::: ENTRIES
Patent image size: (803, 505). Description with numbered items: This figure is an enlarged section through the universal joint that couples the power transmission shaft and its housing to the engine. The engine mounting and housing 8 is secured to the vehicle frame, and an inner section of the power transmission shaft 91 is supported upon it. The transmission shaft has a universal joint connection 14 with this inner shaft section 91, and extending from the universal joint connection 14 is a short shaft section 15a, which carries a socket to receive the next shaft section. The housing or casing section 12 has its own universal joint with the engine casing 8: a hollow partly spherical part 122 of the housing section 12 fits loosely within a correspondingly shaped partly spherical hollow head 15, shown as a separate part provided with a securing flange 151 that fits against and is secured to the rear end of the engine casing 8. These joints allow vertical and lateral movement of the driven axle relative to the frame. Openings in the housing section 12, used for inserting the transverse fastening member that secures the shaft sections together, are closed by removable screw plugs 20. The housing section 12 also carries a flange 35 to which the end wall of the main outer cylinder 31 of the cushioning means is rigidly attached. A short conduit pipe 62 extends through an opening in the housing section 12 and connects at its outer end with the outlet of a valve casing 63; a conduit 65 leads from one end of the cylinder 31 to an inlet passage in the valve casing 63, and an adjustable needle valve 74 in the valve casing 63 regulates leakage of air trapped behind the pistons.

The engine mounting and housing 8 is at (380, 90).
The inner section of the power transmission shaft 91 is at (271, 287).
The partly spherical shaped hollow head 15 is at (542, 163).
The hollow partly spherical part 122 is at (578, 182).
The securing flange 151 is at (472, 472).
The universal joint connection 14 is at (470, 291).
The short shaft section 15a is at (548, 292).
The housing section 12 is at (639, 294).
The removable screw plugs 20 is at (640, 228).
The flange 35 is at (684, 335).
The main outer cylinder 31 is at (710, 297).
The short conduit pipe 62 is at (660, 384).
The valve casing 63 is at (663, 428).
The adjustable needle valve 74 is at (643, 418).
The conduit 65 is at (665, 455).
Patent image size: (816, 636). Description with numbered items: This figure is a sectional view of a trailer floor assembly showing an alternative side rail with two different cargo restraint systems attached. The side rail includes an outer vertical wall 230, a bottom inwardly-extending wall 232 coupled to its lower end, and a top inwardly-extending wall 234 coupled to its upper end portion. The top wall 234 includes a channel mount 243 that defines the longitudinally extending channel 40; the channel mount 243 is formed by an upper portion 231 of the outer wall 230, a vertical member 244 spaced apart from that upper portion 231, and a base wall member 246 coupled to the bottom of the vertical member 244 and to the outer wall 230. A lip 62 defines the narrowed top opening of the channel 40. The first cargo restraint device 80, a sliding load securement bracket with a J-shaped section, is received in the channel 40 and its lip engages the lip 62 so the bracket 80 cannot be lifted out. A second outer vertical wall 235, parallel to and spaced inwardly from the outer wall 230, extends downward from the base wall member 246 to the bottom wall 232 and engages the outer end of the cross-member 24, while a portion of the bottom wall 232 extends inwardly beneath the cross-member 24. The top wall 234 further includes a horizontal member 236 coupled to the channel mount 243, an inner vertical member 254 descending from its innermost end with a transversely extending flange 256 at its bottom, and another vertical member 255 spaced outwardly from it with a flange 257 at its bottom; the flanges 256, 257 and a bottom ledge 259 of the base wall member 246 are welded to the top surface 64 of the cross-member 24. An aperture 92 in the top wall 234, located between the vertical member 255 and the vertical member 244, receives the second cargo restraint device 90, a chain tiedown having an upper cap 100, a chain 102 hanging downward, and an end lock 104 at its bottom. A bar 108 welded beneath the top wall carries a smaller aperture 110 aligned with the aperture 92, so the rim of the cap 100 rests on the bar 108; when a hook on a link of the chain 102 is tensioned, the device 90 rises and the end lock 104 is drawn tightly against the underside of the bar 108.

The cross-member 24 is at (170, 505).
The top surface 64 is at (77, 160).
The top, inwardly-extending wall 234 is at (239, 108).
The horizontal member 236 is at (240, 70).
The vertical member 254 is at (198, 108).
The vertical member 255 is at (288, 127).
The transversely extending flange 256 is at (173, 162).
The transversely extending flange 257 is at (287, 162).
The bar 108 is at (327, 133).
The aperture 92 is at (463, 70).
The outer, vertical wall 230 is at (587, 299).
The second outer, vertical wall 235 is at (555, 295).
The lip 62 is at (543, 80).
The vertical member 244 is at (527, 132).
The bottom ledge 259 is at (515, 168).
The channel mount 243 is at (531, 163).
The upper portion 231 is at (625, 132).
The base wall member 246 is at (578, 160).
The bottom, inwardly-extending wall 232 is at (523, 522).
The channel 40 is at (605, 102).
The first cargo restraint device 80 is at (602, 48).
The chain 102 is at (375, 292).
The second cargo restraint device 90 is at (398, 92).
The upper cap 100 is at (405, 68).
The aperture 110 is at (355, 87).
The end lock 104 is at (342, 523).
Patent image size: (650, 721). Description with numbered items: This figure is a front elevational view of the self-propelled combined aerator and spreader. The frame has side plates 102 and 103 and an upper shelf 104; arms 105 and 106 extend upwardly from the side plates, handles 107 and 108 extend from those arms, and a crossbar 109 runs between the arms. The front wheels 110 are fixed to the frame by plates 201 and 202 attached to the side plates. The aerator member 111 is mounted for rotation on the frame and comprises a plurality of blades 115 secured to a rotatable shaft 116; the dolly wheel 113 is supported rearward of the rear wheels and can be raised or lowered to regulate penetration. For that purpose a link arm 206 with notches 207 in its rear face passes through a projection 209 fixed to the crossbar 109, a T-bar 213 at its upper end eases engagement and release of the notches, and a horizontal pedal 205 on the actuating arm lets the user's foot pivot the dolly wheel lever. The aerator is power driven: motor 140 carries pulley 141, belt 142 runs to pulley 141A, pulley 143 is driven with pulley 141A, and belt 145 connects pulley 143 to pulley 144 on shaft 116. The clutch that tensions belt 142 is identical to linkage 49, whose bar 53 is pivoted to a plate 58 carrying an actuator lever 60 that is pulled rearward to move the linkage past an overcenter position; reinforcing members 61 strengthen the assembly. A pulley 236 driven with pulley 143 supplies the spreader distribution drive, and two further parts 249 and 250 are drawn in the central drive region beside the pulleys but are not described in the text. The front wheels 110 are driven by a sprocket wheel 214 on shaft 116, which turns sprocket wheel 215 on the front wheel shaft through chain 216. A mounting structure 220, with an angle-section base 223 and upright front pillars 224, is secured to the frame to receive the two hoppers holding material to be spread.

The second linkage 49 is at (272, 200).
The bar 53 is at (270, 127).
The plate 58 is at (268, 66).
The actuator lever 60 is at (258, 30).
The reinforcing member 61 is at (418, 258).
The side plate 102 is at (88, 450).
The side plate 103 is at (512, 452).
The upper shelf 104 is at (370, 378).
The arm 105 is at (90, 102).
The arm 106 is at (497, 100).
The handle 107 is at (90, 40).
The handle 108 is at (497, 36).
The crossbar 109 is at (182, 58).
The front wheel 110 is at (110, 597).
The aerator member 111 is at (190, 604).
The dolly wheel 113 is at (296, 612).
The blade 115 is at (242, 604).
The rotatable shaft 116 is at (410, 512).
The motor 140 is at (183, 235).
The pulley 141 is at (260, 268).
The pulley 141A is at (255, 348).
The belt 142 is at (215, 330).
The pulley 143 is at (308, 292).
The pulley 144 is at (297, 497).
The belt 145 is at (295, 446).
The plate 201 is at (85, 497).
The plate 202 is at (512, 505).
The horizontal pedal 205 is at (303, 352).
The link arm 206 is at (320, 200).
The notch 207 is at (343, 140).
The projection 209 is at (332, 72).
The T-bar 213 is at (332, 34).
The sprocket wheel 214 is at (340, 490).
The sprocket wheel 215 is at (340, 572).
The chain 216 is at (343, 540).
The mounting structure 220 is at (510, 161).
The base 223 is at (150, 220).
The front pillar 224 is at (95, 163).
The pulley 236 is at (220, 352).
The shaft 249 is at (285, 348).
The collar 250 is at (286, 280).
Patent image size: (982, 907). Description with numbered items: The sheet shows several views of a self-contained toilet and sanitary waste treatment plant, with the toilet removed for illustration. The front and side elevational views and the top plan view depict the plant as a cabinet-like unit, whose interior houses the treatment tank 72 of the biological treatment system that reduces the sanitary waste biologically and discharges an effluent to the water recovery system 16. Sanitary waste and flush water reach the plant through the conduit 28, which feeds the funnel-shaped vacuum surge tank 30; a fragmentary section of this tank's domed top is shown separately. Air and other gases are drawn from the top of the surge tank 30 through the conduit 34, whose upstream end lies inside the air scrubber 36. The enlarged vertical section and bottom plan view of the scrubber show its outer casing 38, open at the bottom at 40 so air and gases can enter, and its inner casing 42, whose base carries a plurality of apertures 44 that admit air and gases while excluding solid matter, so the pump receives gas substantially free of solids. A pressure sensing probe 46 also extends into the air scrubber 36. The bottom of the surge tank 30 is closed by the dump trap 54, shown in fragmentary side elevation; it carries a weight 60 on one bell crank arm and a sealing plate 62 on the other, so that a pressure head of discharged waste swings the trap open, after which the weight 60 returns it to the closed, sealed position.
::::::
[WHAT IS ASKED] Which lines in the rows above contain the word "reduces"? Pull out each such line in full, treating uppercase and lowercase as different.

[ANSWER TO THIS EXERCISE]
Patent image size: (982, 907). Description with numbered items: The sheet shows several views of a self-contained toilet and sanitary waste treatment plant, with the toilet removed for illustration. The front and side elevational views and the top plan view depict the plant as a cabinet-like unit, whose interior houses the treatment tank 72 of the biological treatment system that reduces the sanitary waste biologically and discharges an effluent to the water recovery system 16. Sanitary waste and flush water reach the plant through the conduit 28, which feeds the funnel-shaped vacuum surge tank 30; a fragmentary section of this tank's domed top is shown separately. Air and other gases are drawn from the top of the surge tank 30 through the conduit 34, whose upstream end lies inside the air scrubber 36. The enlarged vertical section and bottom plan view of the scrubber show its outer casing 38, open at the bottom at 40 so air and gases can enter, and its inner casing 42, whose base carries a plurality of apertures 44 that admit air and gases while excluding solid matter, so the pump receives gas substantially free of solids. A pressure sensing probe 46 also extends into the air scrubber 36. The bottom of the surge tank 30 is closed by the dump trap 54, shown in fragmentary side elevation; it carries a weight 60 on one bell crank arm and a sealing plate 62 on the other, so that a pressure head of discharged waste swings the trap open, after which the weight 60 returns it to the closed, sealed position.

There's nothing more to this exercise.